[WHAT IS BEING ASKED] Using the material below, copy every line where "Model" appears.

[TASK INPUT]
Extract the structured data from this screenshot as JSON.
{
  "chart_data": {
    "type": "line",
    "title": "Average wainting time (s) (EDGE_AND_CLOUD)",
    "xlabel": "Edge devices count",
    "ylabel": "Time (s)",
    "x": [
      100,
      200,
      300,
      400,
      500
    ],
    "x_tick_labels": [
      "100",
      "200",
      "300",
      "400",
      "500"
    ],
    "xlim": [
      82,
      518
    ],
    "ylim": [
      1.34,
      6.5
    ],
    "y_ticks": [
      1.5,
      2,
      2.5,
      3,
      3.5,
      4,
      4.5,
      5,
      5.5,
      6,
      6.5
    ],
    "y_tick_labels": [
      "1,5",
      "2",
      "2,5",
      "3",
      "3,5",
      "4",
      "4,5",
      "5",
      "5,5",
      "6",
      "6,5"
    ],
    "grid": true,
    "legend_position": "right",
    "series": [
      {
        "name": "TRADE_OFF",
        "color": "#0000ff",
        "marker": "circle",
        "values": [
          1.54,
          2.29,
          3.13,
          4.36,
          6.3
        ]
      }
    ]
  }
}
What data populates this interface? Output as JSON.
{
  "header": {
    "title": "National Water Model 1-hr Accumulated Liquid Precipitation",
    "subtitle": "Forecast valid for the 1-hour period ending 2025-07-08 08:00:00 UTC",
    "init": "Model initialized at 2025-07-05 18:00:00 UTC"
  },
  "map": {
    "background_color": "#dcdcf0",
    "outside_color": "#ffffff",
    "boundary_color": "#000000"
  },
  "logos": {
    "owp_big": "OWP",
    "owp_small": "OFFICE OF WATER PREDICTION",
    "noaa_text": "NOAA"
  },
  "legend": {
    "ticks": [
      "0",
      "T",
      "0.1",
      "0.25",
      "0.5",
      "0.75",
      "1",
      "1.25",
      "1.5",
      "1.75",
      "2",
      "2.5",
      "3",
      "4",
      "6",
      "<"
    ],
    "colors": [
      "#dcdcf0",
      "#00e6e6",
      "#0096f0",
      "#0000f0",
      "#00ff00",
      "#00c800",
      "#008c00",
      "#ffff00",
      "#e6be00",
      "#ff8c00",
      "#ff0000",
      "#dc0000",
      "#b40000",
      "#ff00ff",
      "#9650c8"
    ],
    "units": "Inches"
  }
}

[SOLUTION TO THIS EXERCISE]
    "title": "National Water Model 1-hr Accumulated Liquid Precipitation",
    "init": "Model initialized at 2025-07-05 18:00:00 UTC"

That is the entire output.